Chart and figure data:

——————————

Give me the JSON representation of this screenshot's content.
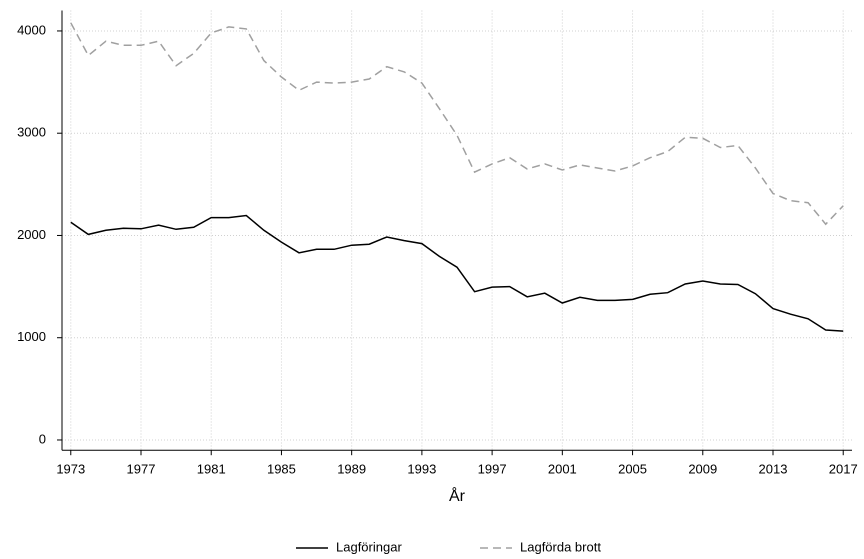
{
  "chart_data": {
    "type": "line",
    "x_label": "År",
    "x": [
      1973,
      1974,
      1975,
      1976,
      1977,
      1978,
      1979,
      1980,
      1981,
      1982,
      1983,
      1984,
      1985,
      1986,
      1987,
      1988,
      1989,
      1990,
      1991,
      1992,
      1993,
      1994,
      1995,
      1996,
      1997,
      1998,
      1999,
      2000,
      2001,
      2002,
      2003,
      2004,
      2005,
      2006,
      2007,
      2008,
      2009,
      2010,
      2011,
      2012,
      2013,
      2014,
      2015,
      2016,
      2017
    ],
    "series": [
      {
        "name": "Lagföringar",
        "color": "#000000",
        "dash": false,
        "values": [
          2130,
          2010,
          2050,
          2070,
          2065,
          2100,
          2060,
          2080,
          2175,
          2175,
          2195,
          2050,
          1935,
          1830,
          1865,
          1865,
          1905,
          1915,
          1985,
          1950,
          1920,
          1795,
          1690,
          1450,
          1495,
          1500,
          1400,
          1435,
          1340,
          1395,
          1365,
          1365,
          1375,
          1425,
          1440,
          1525,
          1555,
          1525,
          1520,
          1430,
          1285,
          1230,
          1185,
          1075,
          1065
        ]
      },
      {
        "name": "Lagförda brott",
        "color": "#a0a0a0",
        "dash": true,
        "values": [
          4080,
          3760,
          3900,
          3860,
          3860,
          3900,
          3660,
          3780,
          3980,
          4040,
          4020,
          3710,
          3550,
          3420,
          3500,
          3490,
          3500,
          3530,
          3650,
          3600,
          3490,
          3240,
          2980,
          2620,
          2700,
          2760,
          2650,
          2700,
          2640,
          2690,
          2660,
          2630,
          2680,
          2760,
          2820,
          2960,
          2950,
          2860,
          2880,
          2660,
          2410,
          2340,
          2320,
          2110,
          2290
        ]
      }
    ],
    "xlim": [
      1972.5,
      2017.5
    ],
    "xticks": [
      1973,
      1977,
      1981,
      1985,
      1989,
      1993,
      1997,
      2001,
      2005,
      2009,
      2013,
      2017
    ],
    "ylim": [
      -100,
      4200
    ],
    "yticks": [
      0,
      1000,
      2000,
      3000,
      4000
    ],
    "grid": true,
    "legend": "bottom"
  }
}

——————————

**What the exercise asks:**
Reproduce the full listing above verbatim, with no pictures included.

**Solution to this task:**
Give me the JSON representation of this screenshot's content.
{
  "chart_data": {
    "type": "line",
    "x_label": "År",
    "x": [
      1973,
      1974,
      1975,
      1976,
      1977,
      1978,
      1979,
      1980,
      1981,
      1982,
      1983,
      1984,
      1985,
      1986,
      1987,
      1988,
      1989,
      1990,
      1991,
      1992,
      1993,
      1994,
      1995,
      1996,
      1997,
      1998,
      1999,
      2000,
      2001,
      2002,
      2003,
      2004,
      2005,
      2006,
      2007,
      2008,
      2009,
      2010,
      2011,
      2012,
      2013,
      2014,
      2015,
      2016,
      2017
    ],
    "series": [
      {
        "name": "Lagföringar",
        "color": "#000000",
        "dash": false,
        "values": [
          2130,
          2010,
          2050,
          2070,
          2065,
          2100,
          2060,
          2080,
          2175,
          2175,
          2195,
          2050,
          1935,
          1830,
          1865,
          1865,
          1905,
          1915,
          1985,
          1950,
          1920,
          1795,
          1690,
          1450,
          1495,
          1500,
          1400,
          1435,
          1340,
          1395,
          1365,
          1365,
          1375,
          1425,
          1440,
          1525,
          1555,
          1525,
          1520,
          1430,
          1285,
          1230,
          1185,
          1075,
          1065
        ]
      },
      {
        "name": "Lagförda brott",
        "color": "#a0a0a0",
        "dash": true,
        "values": [
          4080,
          3760,
          3900,
          3860,
          3860,
          3900,
          3660,
          3780,
          3980,
          4040,
          4020,
          3710,
          3550,
          3420,
          3500,
          3490,
          3500,
          3530,
          3650,
          3600,
          3490,
          3240,
          2980,
          2620,
          2700,
          2760,
          2650,
          2700,
          2640,
          2690,
          2660,
          2630,
          2680,
          2760,
          2820,
          2960,
          2950,
          2860,
          2880,
          2660,
          2410,
          2340,
          2320,
          2110,
          2290
        ]
      }
    ],
    "xlim": [
      1972.5,
      2017.5
    ],
    "xticks": [
      1973,
      1977,
      1981,
      1985,
      1989,
      1993,
      1997,
      2001,
      2005,
      2009,
      2013,
      2017
    ],
    "ylim": [
      -100,
      4200
    ],
    "yticks": [
      0,
      1000,
      2000,
      3000,
      4000
    ],
    "grid": true,
    "legend": "bottom"
  }
}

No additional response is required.